Work to do:
1. From the essay on The ‘Burbs, set down the passage starting with "As we have approached" and going on through "predicted its demise.".
2. Using the essay on The ‘Burbs, decide whether each statement below agrees with it. Answer yes or no for each, quoting the words from the essay that settle it.
(a) The ‘Burbs opened on February 17, 1989.
(b) The ‘Burbs was a major success at the box office.
(c) The Academy nominated Tom Hanks for his work in Captain Phillips.
3. According to the essay on The ‘Burbs, which publication praised the film for its "trenchant critique of the suburbs and all its conformist trappings"?

Source extract:
# # # #

How “The ‘Burbs” Predicted the Death of the Suburban Fantasy

Tom Hanks may have gotten snubbed this year by the Academy, which failed to nominate him for his exceptional work in Captain Phillips, but he remains one of our most celebrated dramatic actors. Many of his younger fans, however, might not realize that before he turned to serious roles, he was just a goofy comic actor. Much of his work from this period has been forgotten. It is a shame because from 1988 to 1991 – in that period after his sophomoric comedies but before his big turn to drama –  he made Big, Joe vs. the Volcano, Turner and Hooch (which Hanks referred to on Inside the Actor’s Studio as “some of [his] best work”), and Punchline. Each of these films featured performances that only Hanks could give at that particular moment in career, when he had the chops for serious work but was still interested in making people laugh. But there is another film from this era that almost always gets forgotten in discussions of the Hanks canon, and it deserves more recognition: The ‘Burbs.

As we have approached that film’s twenty-fifth anniversary (it opened February 17, 1989), there has been a slight critical re-evaluation of the film, which got a mixed reception from critics upon its release and was only a minor hit at the box office. Indiewire recently praised it for its “trenchant critique of the suburbs and all its conformist trappings.” Film School Rejects got a little more specific, noting that it was “a nice way to end a decade filled with a nostalgia for the simple 1950s idea of suburbia.” In actuality, The ‘Burbs was a political film that subverted this nostalgia that was perpetuated by both the Reagan administration and Hollywood. In the 25 years after its release, nostalgia for the American suburban fantasy would erode and reveal darker realities; you could argue that The ‘Burbs predicted its demise.

# # # #

Supplied material:
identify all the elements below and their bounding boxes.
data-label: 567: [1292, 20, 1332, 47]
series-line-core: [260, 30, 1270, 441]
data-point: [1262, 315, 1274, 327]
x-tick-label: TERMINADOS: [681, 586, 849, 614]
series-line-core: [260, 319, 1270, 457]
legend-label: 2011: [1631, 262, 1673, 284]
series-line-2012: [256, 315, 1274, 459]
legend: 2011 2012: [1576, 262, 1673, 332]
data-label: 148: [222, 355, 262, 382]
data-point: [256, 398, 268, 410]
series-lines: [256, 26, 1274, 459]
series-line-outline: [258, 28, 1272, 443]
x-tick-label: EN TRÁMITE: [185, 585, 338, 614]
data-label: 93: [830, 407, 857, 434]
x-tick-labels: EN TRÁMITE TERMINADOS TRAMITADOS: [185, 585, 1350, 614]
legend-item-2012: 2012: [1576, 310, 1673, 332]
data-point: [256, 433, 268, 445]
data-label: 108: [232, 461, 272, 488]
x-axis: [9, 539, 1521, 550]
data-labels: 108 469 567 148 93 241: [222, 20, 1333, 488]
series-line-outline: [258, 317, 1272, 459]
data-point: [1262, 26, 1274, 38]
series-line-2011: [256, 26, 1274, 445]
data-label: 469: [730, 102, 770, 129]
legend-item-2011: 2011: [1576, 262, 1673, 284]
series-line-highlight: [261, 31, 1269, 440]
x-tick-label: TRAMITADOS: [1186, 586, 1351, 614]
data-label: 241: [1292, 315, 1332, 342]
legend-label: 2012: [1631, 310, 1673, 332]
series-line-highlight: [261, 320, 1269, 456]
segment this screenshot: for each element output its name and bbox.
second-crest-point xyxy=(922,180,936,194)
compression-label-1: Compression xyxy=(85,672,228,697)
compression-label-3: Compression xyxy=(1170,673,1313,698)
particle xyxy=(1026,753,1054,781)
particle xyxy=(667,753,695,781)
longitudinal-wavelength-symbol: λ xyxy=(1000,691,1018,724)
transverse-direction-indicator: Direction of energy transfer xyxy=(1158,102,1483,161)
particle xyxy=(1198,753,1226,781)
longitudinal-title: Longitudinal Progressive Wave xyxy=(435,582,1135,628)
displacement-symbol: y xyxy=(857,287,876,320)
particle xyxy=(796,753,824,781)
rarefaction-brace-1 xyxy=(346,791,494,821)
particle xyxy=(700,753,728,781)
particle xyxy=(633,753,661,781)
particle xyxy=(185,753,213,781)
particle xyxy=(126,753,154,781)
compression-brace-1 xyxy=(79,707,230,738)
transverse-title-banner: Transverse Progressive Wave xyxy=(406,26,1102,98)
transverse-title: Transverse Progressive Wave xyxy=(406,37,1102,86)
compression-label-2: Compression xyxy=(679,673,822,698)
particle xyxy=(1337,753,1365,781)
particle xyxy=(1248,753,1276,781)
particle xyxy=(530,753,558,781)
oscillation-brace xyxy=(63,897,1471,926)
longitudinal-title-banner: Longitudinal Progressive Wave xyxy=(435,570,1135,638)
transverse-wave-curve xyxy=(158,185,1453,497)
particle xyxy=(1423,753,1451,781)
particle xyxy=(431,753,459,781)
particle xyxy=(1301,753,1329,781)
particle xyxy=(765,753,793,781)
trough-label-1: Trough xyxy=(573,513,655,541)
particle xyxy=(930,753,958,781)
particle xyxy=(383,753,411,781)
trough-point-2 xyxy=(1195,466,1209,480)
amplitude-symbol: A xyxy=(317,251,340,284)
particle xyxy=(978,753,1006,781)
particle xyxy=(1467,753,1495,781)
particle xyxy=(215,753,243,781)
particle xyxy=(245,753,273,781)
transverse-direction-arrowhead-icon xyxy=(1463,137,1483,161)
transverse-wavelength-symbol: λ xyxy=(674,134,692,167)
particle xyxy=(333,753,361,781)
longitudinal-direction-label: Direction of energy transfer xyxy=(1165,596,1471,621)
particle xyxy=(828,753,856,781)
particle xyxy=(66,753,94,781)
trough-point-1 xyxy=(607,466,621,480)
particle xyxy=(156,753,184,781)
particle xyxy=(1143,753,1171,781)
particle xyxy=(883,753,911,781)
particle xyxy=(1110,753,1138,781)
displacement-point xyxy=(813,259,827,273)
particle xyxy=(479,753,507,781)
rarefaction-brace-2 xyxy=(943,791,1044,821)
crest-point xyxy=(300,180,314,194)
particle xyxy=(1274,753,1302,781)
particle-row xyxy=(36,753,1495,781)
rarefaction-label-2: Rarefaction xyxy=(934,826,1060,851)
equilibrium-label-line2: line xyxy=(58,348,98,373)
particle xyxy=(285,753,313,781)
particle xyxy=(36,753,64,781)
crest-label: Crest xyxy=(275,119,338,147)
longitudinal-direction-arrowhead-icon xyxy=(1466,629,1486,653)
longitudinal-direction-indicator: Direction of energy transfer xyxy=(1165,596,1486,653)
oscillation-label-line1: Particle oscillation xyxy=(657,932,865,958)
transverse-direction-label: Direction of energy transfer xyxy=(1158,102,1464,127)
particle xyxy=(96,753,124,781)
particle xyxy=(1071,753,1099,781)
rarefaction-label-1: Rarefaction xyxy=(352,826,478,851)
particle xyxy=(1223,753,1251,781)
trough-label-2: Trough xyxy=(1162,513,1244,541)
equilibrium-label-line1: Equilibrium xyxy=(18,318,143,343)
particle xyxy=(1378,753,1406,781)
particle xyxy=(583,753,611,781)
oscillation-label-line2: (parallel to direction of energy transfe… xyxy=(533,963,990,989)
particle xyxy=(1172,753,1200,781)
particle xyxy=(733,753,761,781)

# # # #

Exercise results:
1.
As we have approached that film’s twenty-fifth anniversary (it opened February 17, 1989), there has been a slight critical re-evaluation of the film, which got a mixed reception from critics upon its release and was only a minor hit at the box office. Indiewire recently praised it for its “trenchant critique of the suburbs and all its conformist trappings.” Film School Rejects got a little more specific, noting that it was “a nice way to end a decade filled with a nostalgia for the simple 1950s idea of suburbia.” In actuality, The ‘Burbs was a political film that subverted this nostalgia that was perpetuated by both the Reagan administration and Hollywood. In the 25 years after its release, nostalgia for the American suburban fantasy would erode and reveal darker realities; you could argue that The ‘Burbs predicted its demise.

2.
(a) Yes: "it opened February 17, 1989"
(b) No: "was only a minor hit at the box office"
(c) No: "failed to nominate him for his exceptional work in Captain Phillips"

3. Indiewire